─── DATA FOR THE TASK ───
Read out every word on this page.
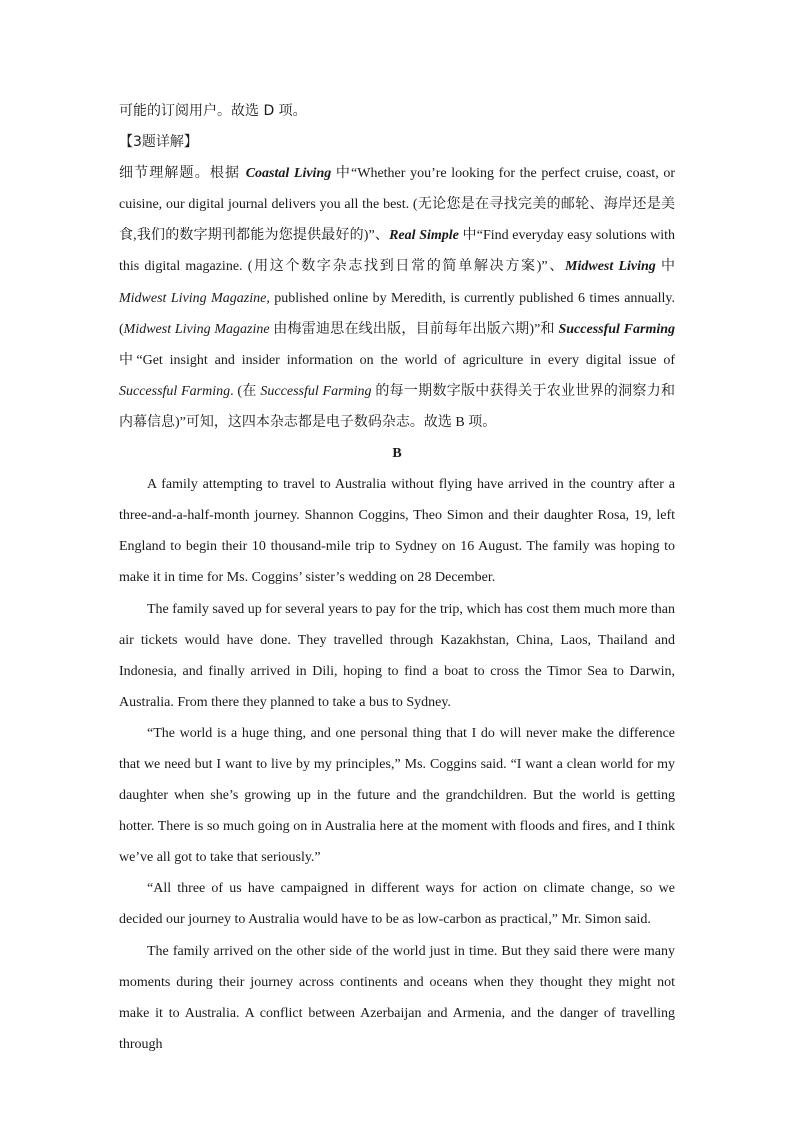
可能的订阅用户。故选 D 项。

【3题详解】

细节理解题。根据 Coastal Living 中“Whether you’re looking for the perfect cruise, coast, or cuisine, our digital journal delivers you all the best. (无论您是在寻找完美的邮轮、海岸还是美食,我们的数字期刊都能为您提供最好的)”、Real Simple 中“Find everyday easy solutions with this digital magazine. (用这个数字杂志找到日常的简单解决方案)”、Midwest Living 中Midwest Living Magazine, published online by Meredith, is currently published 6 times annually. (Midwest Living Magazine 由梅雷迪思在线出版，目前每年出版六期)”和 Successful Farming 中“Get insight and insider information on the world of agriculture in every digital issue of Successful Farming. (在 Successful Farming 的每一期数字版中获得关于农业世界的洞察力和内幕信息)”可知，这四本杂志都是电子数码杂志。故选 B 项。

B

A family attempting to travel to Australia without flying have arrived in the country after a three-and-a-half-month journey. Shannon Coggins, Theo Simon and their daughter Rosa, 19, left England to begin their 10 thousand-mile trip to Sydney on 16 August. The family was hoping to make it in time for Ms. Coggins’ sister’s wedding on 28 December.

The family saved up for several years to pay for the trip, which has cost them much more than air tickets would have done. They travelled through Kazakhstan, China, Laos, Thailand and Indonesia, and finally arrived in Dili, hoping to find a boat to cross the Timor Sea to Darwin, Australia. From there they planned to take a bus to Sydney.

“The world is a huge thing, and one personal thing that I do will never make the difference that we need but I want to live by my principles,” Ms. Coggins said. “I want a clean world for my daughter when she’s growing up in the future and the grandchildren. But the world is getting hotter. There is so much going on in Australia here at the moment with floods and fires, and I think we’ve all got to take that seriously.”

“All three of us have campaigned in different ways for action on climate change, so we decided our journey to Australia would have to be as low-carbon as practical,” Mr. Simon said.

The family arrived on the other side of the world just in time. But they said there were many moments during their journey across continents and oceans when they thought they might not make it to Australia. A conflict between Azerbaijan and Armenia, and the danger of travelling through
───
─── DATA FOR THE TASK ───
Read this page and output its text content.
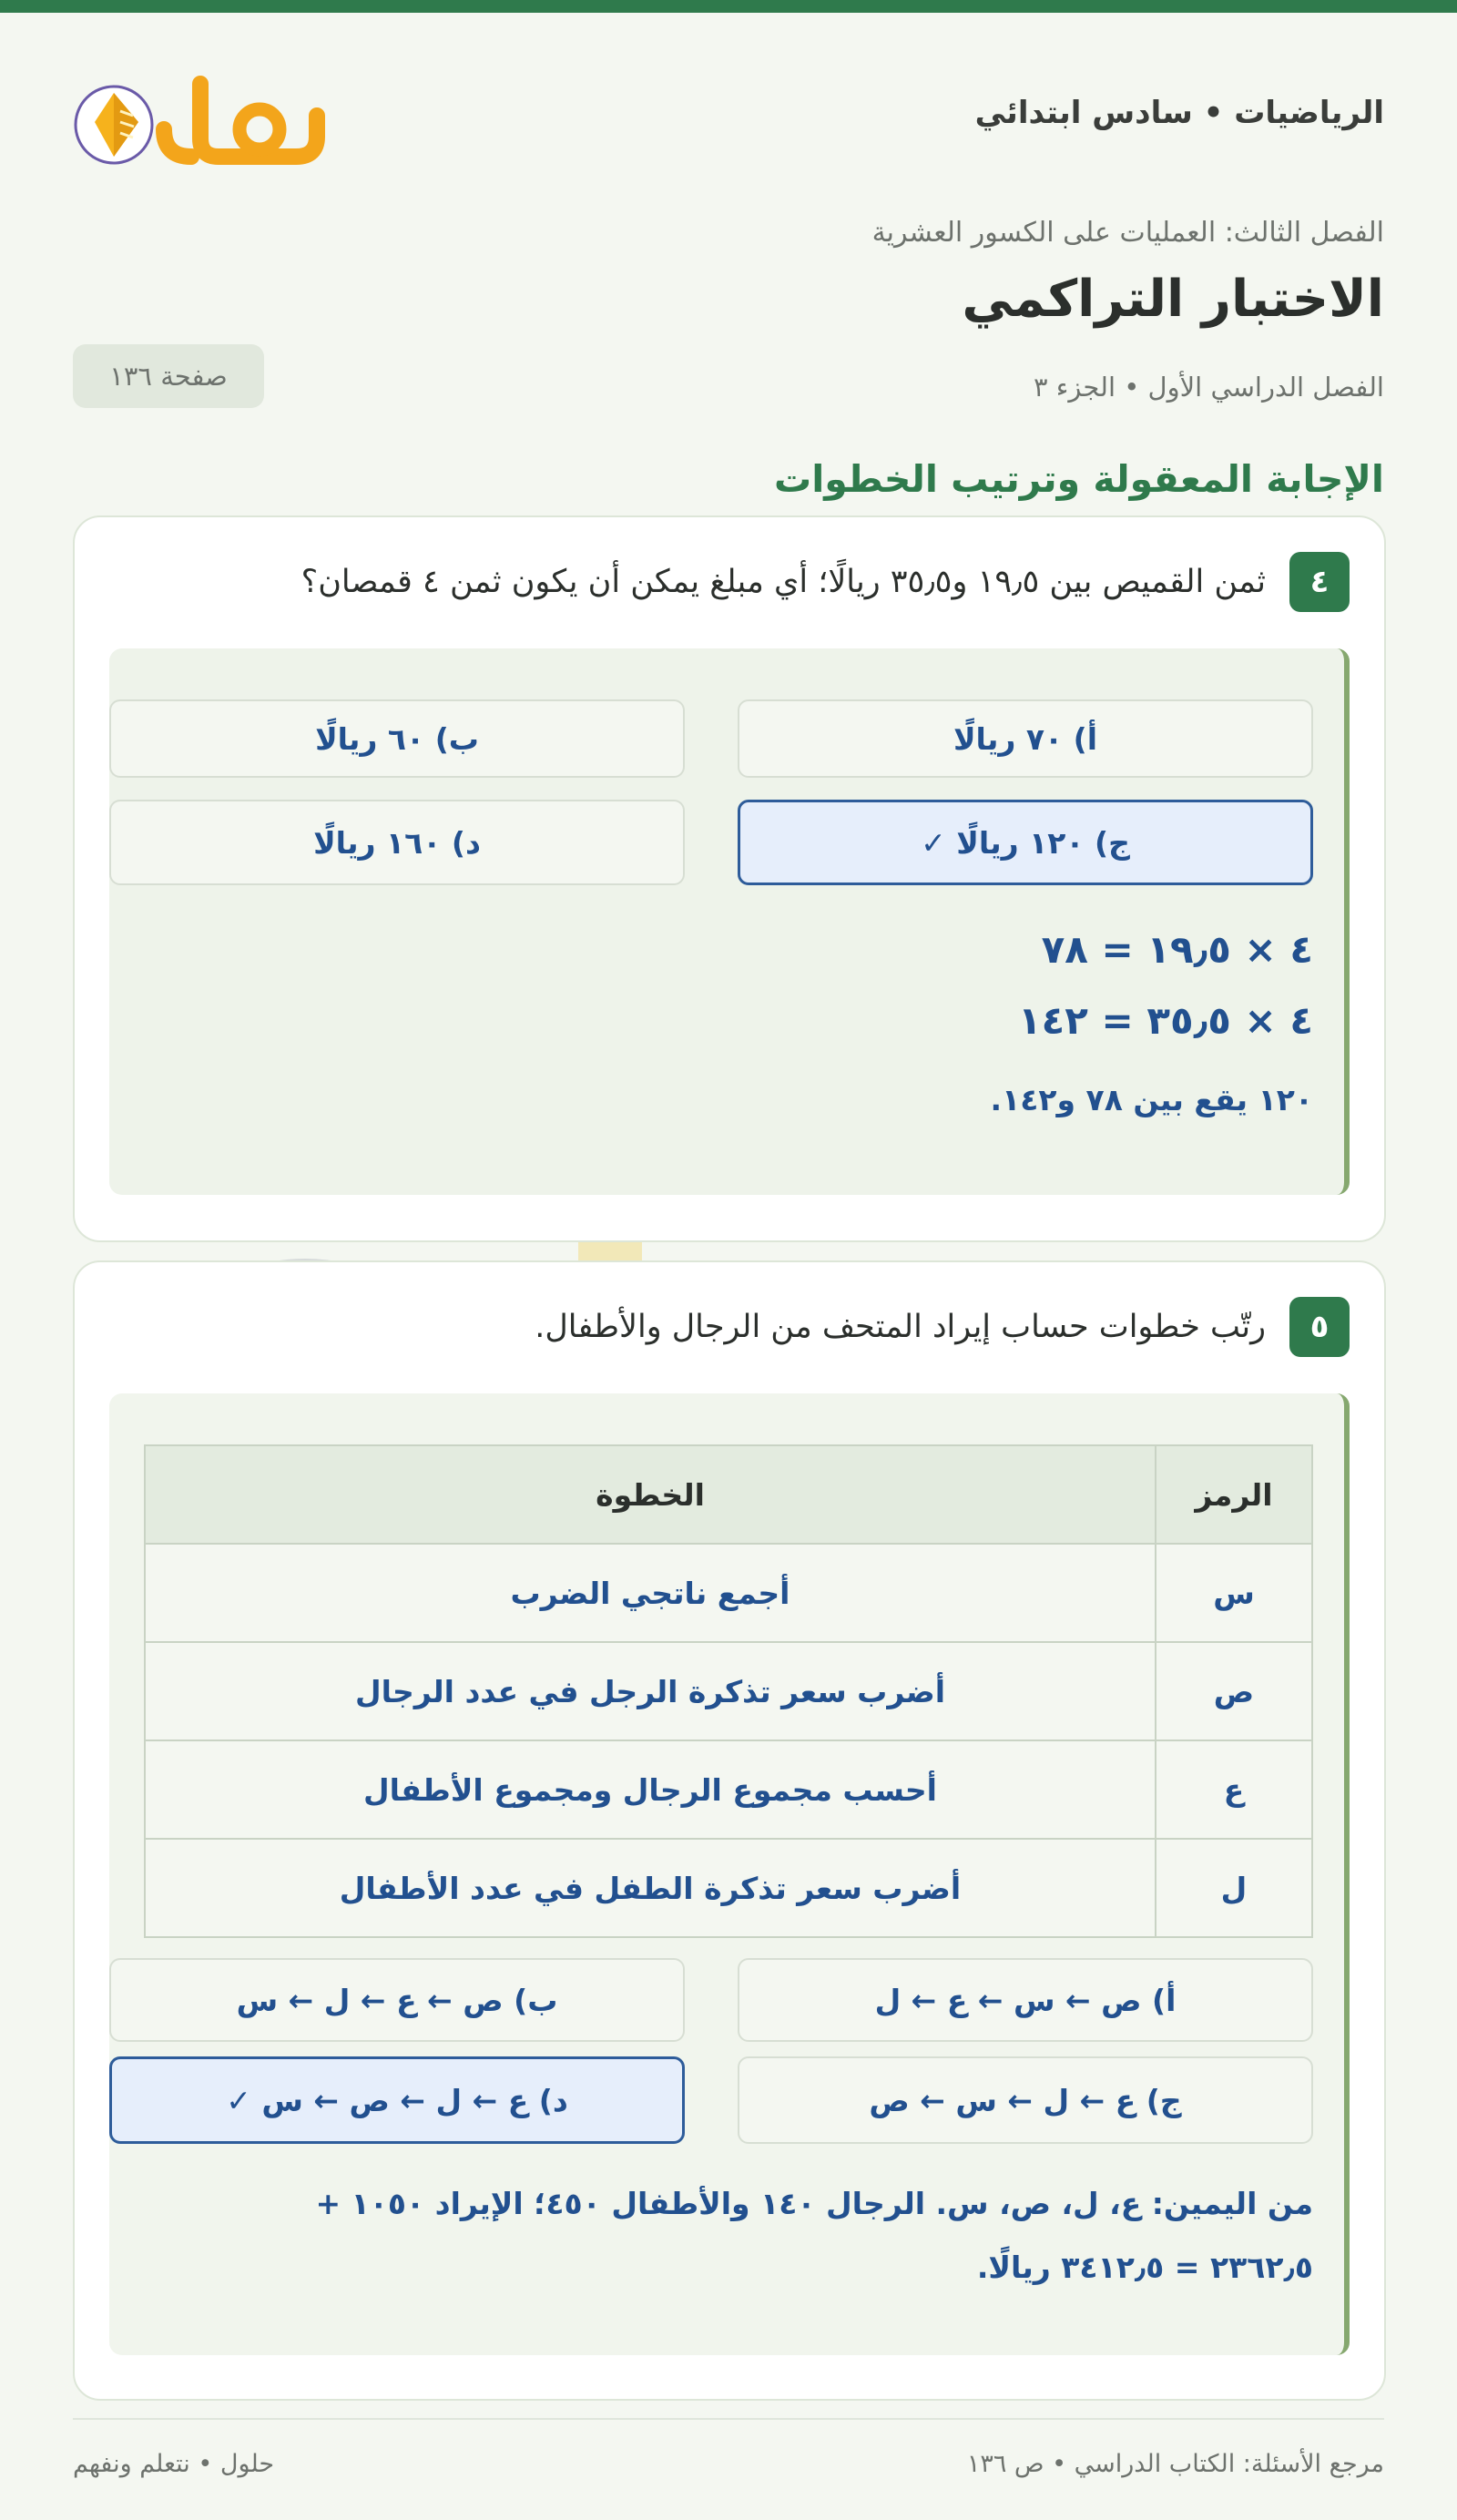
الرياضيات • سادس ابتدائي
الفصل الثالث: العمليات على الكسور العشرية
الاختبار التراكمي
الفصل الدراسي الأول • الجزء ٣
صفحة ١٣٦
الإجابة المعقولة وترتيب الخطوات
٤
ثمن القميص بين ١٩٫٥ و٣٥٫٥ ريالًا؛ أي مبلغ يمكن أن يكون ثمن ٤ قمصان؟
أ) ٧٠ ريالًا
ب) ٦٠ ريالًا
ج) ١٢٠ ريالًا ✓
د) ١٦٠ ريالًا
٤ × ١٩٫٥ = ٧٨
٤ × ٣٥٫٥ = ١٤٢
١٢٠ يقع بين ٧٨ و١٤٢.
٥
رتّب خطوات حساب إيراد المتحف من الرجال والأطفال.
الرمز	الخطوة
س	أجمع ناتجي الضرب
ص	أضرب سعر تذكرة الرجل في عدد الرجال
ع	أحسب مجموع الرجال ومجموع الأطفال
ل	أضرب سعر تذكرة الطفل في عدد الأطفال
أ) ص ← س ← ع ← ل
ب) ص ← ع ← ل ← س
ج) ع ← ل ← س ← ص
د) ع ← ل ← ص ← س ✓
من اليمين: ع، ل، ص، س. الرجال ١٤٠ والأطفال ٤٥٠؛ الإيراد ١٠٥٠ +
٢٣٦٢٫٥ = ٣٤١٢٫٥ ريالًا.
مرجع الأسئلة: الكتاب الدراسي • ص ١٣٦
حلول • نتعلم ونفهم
───
Report the number of lines that contain "ريال", with no other words.

● **EXPECTED ANSWER**
6